**DO THIS**
Write out all records as given; omit images.

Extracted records
=======

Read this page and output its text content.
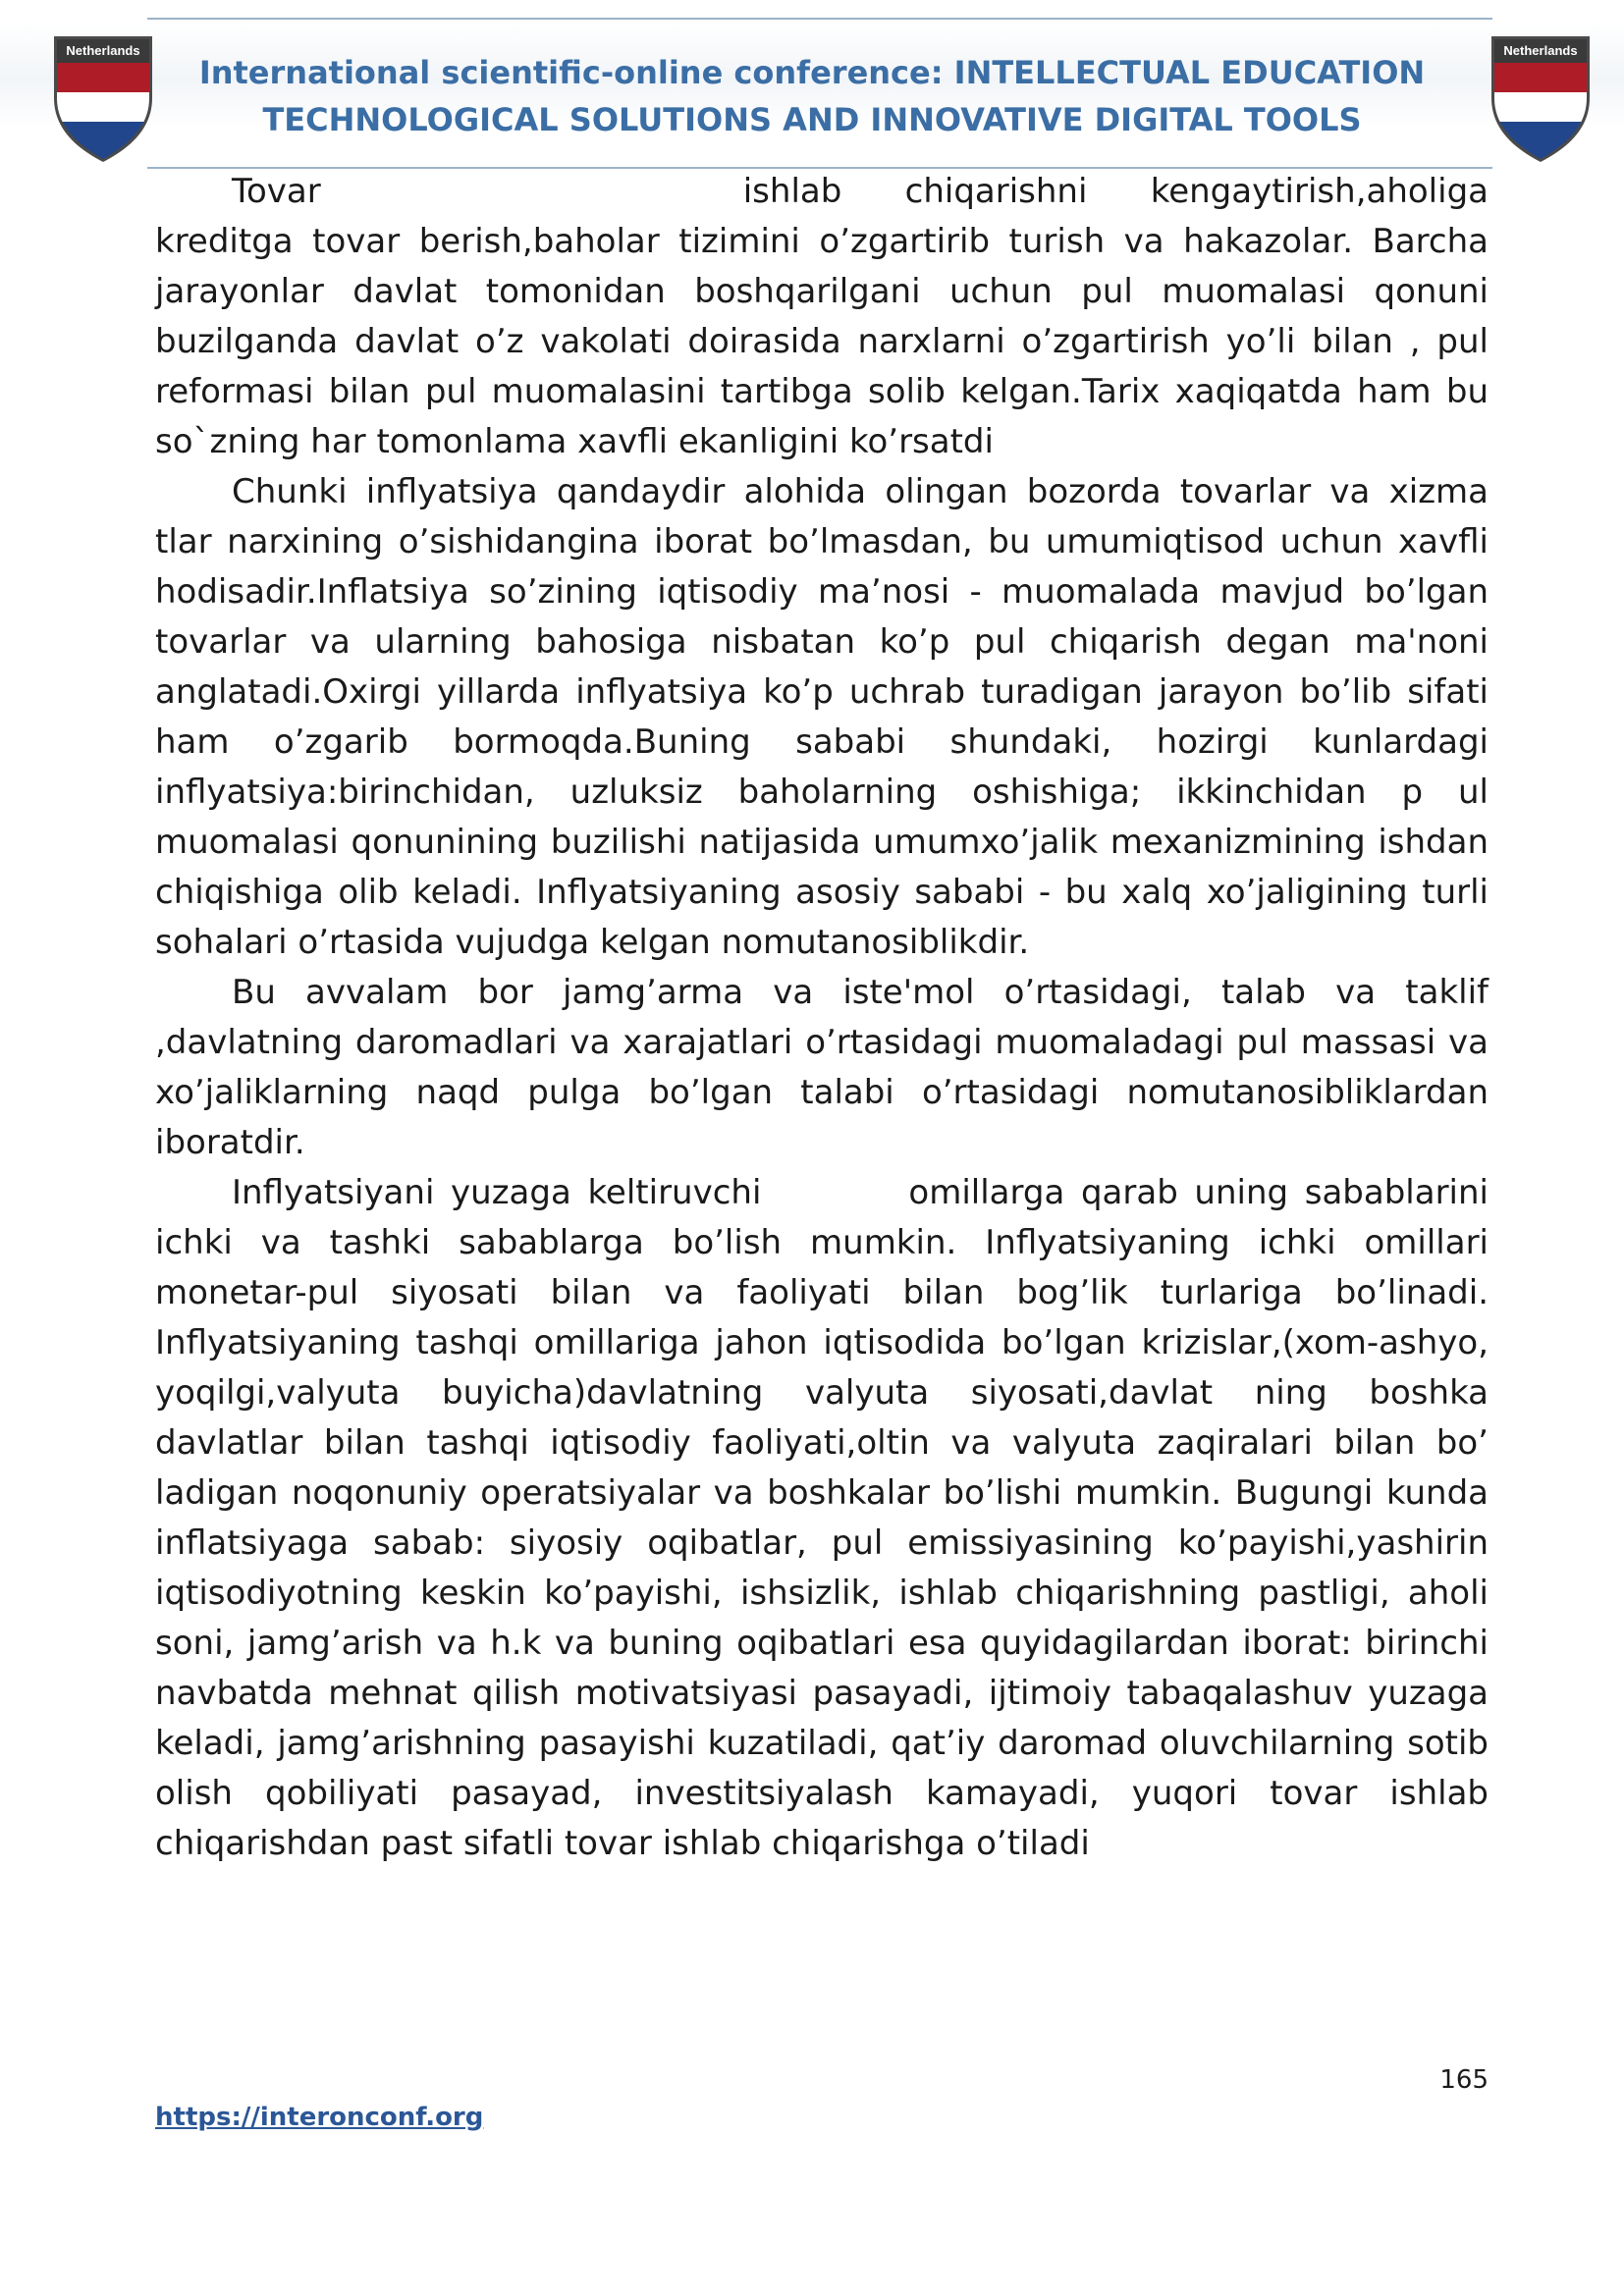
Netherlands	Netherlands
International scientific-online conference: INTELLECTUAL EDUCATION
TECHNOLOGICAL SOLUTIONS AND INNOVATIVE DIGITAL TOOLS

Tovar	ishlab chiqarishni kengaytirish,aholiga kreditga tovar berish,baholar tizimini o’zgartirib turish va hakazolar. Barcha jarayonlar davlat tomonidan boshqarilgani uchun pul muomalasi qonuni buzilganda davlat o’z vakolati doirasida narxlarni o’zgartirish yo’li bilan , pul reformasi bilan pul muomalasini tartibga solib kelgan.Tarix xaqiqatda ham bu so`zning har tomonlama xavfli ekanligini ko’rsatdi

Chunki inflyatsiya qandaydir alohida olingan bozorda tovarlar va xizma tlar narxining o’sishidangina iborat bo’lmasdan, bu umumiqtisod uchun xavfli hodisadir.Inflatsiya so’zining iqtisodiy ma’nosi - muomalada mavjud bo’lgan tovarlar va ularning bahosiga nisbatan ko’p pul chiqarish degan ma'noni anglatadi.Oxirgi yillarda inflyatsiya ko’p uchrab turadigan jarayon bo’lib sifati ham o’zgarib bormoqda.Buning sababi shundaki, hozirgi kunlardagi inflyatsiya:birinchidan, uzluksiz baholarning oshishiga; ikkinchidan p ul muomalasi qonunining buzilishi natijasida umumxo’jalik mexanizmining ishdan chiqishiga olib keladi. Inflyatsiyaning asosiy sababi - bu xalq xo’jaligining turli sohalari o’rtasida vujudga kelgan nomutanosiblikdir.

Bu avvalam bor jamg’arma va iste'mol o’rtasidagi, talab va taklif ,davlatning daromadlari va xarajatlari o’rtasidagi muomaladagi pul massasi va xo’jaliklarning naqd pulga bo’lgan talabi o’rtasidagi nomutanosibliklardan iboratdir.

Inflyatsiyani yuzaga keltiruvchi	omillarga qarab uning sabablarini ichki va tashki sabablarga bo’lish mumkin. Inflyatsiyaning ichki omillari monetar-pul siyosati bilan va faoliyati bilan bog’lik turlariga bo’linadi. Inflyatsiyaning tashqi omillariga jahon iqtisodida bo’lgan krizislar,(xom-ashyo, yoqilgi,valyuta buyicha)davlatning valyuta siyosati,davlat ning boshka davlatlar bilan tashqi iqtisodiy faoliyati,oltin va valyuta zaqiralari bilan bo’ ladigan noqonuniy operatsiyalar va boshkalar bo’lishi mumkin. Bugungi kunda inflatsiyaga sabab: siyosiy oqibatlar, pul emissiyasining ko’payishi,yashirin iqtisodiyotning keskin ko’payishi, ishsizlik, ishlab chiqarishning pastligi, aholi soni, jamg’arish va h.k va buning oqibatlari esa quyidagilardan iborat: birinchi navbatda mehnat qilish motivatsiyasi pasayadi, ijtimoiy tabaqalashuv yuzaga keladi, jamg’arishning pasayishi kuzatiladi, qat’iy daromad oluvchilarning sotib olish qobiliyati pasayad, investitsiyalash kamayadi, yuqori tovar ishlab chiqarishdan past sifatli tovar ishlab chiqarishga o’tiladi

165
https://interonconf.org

=======

**THE OUTPUT**
Read this page and output its text content.
Netherlands	Netherlands
International scientific-online conference: INTELLECTUAL EDUCATION
TECHNOLOGICAL SOLUTIONS AND INNOVATIVE DIGITAL TOOLS

Tovar	ishlab chiqarishni kengaytirish,aholiga kreditga tovar berish,baholar tizimini o’zgartirib turish va hakazolar. Barcha jarayonlar davlat tomonidan boshqarilgani uchun pul muomalasi qonuni buzilganda davlat o’z vakolati doirasida narxlarni o’zgartirish yo’li bilan , pul reformasi bilan pul muomalasini tartibga solib kelgan.Tarix xaqiqatda ham bu so`zning har tomonlama xavfli ekanligini ko’rsatdi

Chunki inflyatsiya qandaydir alohida olingan bozorda tovarlar va xizma tlar narxining o’sishidangina iborat bo’lmasdan, bu umumiqtisod uchun xavfli hodisadir.Inflatsiya so’zining iqtisodiy ma’nosi - muomalada mavjud bo’lgan tovarlar va ularning bahosiga nisbatan ko’p pul chiqarish degan ma'noni anglatadi.Oxirgi yillarda inflyatsiya ko’p uchrab turadigan jarayon bo’lib sifati ham o’zgarib bormoqda.Buning sababi shundaki, hozirgi kunlardagi inflyatsiya:birinchidan, uzluksiz baholarning oshishiga; ikkinchidan p ul muomalasi qonunining buzilishi natijasida umumxo’jalik mexanizmining ishdan chiqishiga olib keladi. Inflyatsiyaning asosiy sababi - bu xalq xo’jaligining turli sohalari o’rtasida vujudga kelgan nomutanosiblikdir.

Bu avvalam bor jamg’arma va iste'mol o’rtasidagi, talab va taklif ,davlatning daromadlari va xarajatlari o’rtasidagi muomaladagi pul massasi va xo’jaliklarning naqd pulga bo’lgan talabi o’rtasidagi nomutanosibliklardan iboratdir.

Inflyatsiyani yuzaga keltiruvchi	omillarga qarab uning sabablarini ichki va tashki sabablarga bo’lish mumkin. Inflyatsiyaning ichki omillari monetar-pul siyosati bilan va faoliyati bilan bog’lik turlariga bo’linadi. Inflyatsiyaning tashqi omillariga jahon iqtisodida bo’lgan krizislar,(xom-ashyo, yoqilgi,valyuta buyicha)davlatning valyuta siyosati,davlat ning boshka davlatlar bilan tashqi iqtisodiy faoliyati,oltin va valyuta zaqiralari bilan bo’ ladigan noqonuniy operatsiyalar va boshkalar bo’lishi mumkin. Bugungi kunda inflatsiyaga sabab: siyosiy oqibatlar, pul emissiyasining ko’payishi,yashirin iqtisodiyotning keskin ko’payishi, ishsizlik, ishlab chiqarishning pastligi, aholi soni, jamg’arish va h.k va buning oqibatlari esa quyidagilardan iborat: birinchi navbatda mehnat qilish motivatsiyasi pasayadi, ijtimoiy tabaqalashuv yuzaga keladi, jamg’arishning pasayishi kuzatiladi, qat’iy daromad oluvchilarning sotib olish qobiliyati pasayad, investitsiyalash kamayadi, yuqori tovar ishlab chiqarishdan past sifatli tovar ishlab chiqarishga o’tiladi

165
https://interonconf.org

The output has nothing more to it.